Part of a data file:
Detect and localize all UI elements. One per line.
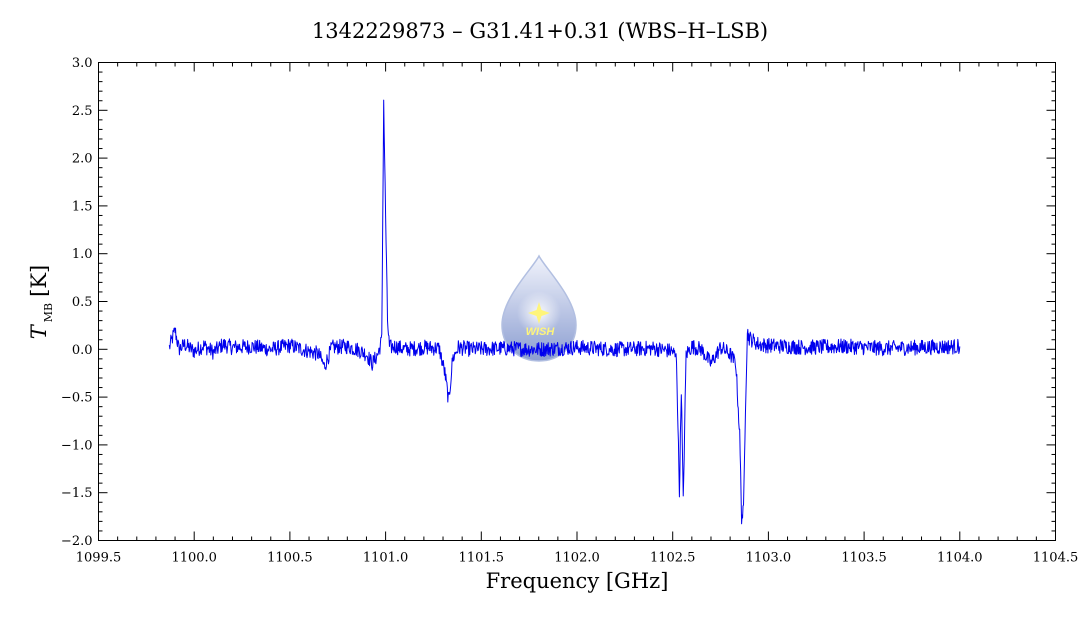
tick-labels: 1099.5 1100.0 1100.5 1101.0 1101.5 1102.0 1102… [61, 56, 1078, 566]
y-tick-label: 0.5 [72, 295, 93, 310]
watermark-star-icon [528, 302, 550, 324]
x-tick-label: 1101.0 [363, 551, 409, 566]
x-tick-label: 1101.5 [459, 551, 505, 566]
x-tick-label: 1100.0 [171, 551, 217, 566]
x-tick-label: 1104.5 [1033, 551, 1079, 566]
y-axis-label-sub: MB [42, 303, 55, 322]
y-tick-label: −2.0 [61, 534, 93, 549]
x-tick-label: 1100.5 [267, 551, 313, 566]
y-axis-label: TMB [K] [27, 265, 55, 339]
y-axis-label-unit: [K] [27, 265, 51, 297]
chart-title: 1342229873 – G31.41+0.31 (WBS–H–LSB) [312, 19, 768, 43]
x-axis-label: Frequency [GHz] [486, 569, 669, 593]
x-tick-label: 1099.5 [76, 551, 122, 566]
y-axis-label-main: T [27, 323, 51, 339]
x-tick-label: 1102.0 [554, 551, 600, 566]
axis-ticks [98, 62, 1056, 541]
plot-frame [98, 62, 1056, 541]
y-tick-label: 3.0 [72, 56, 93, 71]
series-layer [168, 99, 961, 525]
svg-text:TMB[K]: TMB [K] [27, 265, 55, 339]
x-tick-label: 1103.0 [746, 551, 792, 566]
x-tick-label: 1104.0 [937, 551, 983, 566]
y-tick-label: −1.0 [61, 438, 93, 453]
y-tick-label: −1.5 [61, 486, 93, 501]
watermark-logo: WISH [501, 254, 577, 362]
x-tick-label: 1103.5 [841, 551, 887, 566]
spectrum-line [168, 99, 961, 525]
y-tick-label: 2.0 [72, 152, 93, 167]
y-tick-label: 0.0 [72, 343, 93, 358]
x-tick-label: 1102.5 [650, 551, 696, 566]
y-tick-label: 1.5 [72, 199, 93, 214]
y-tick-label: 1.0 [72, 247, 93, 262]
y-tick-label: −0.5 [61, 391, 93, 406]
watermark-text: WISH [526, 326, 556, 338]
y-tick-label: 2.5 [72, 104, 93, 119]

- **GIVEN REQUEST**
Copy every line above word for word, but leave out the picture.

- **EXERCISE SOLUTION**
Detect and localize all UI elements. One per line.
tick-labels: 1099.5 1100.0 1100.5 1101.0 1101.5 1102.0 1102… [61, 56, 1078, 566]
y-tick-label: 0.5 [72, 295, 93, 310]
watermark-star-icon [528, 302, 550, 324]
x-tick-label: 1101.0 [363, 551, 409, 566]
x-tick-label: 1101.5 [459, 551, 505, 566]
x-tick-label: 1100.0 [171, 551, 217, 566]
x-tick-label: 1104.5 [1033, 551, 1079, 566]
y-axis-label-sub: MB [42, 303, 55, 322]
y-tick-label: −2.0 [61, 534, 93, 549]
x-tick-label: 1100.5 [267, 551, 313, 566]
y-axis-label: TMB [K] [27, 265, 55, 339]
y-axis-label-unit: [K] [27, 265, 51, 297]
chart-title: 1342229873 – G31.41+0.31 (WBS–H–LSB) [312, 19, 768, 43]
x-axis-label: Frequency [GHz] [486, 569, 669, 593]
x-tick-label: 1099.5 [76, 551, 122, 566]
y-axis-label-main: T [27, 323, 51, 339]
x-tick-label: 1102.0 [554, 551, 600, 566]
axis-ticks [98, 62, 1056, 541]
plot-frame [98, 62, 1056, 541]
y-tick-label: 3.0 [72, 56, 93, 71]
series-layer [168, 99, 961, 525]
svg-text:TMB[K]: TMB [K] [27, 265, 55, 339]
x-tick-label: 1103.0 [746, 551, 792, 566]
x-tick-label: 1104.0 [937, 551, 983, 566]
y-tick-label: −1.0 [61, 438, 93, 453]
y-tick-label: −1.5 [61, 486, 93, 501]
watermark-logo: WISH [501, 254, 577, 362]
x-tick-label: 1103.5 [841, 551, 887, 566]
spectrum-line [168, 99, 961, 525]
y-tick-label: 2.0 [72, 152, 93, 167]
y-tick-label: 0.0 [72, 343, 93, 358]
x-tick-label: 1102.5 [650, 551, 696, 566]
y-tick-label: 1.5 [72, 199, 93, 214]
y-tick-label: 1.0 [72, 247, 93, 262]
y-tick-label: −0.5 [61, 391, 93, 406]
watermark-text: WISH [526, 326, 556, 338]
y-tick-label: 2.5 [72, 104, 93, 119]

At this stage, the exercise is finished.